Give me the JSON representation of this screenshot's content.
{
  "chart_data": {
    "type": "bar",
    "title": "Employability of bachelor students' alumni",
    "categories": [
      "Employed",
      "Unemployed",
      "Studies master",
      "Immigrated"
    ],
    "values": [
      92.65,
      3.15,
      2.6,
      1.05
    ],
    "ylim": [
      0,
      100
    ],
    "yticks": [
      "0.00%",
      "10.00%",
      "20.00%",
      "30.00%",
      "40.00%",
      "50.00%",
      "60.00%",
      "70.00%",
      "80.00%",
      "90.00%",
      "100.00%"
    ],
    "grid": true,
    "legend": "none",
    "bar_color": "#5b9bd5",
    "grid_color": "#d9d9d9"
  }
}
=-=-=
What you are asked to do: From the first line to the last, please quote the material above exactly.

In response:
Give me the JSON representation of this screenshot's content.
{
  "chart_data": {
    "type": "bar",
    "title": "Employability of bachelor students' alumni",
    "categories": [
      "Employed",
      "Unemployed",
      "Studies master",
      "Immigrated"
    ],
    "values": [
      92.65,
      3.15,
      2.6,
      1.05
    ],
    "ylim": [
      0,
      100
    ],
    "yticks": [
      "0.00%",
      "10.00%",
      "20.00%",
      "30.00%",
      "40.00%",
      "50.00%",
      "60.00%",
      "70.00%",
      "80.00%",
      "90.00%",
      "100.00%"
    ],
    "grid": true,
    "legend": "none",
    "bar_color": "#5b9bd5",
    "grid_color": "#d9d9d9"
  }
}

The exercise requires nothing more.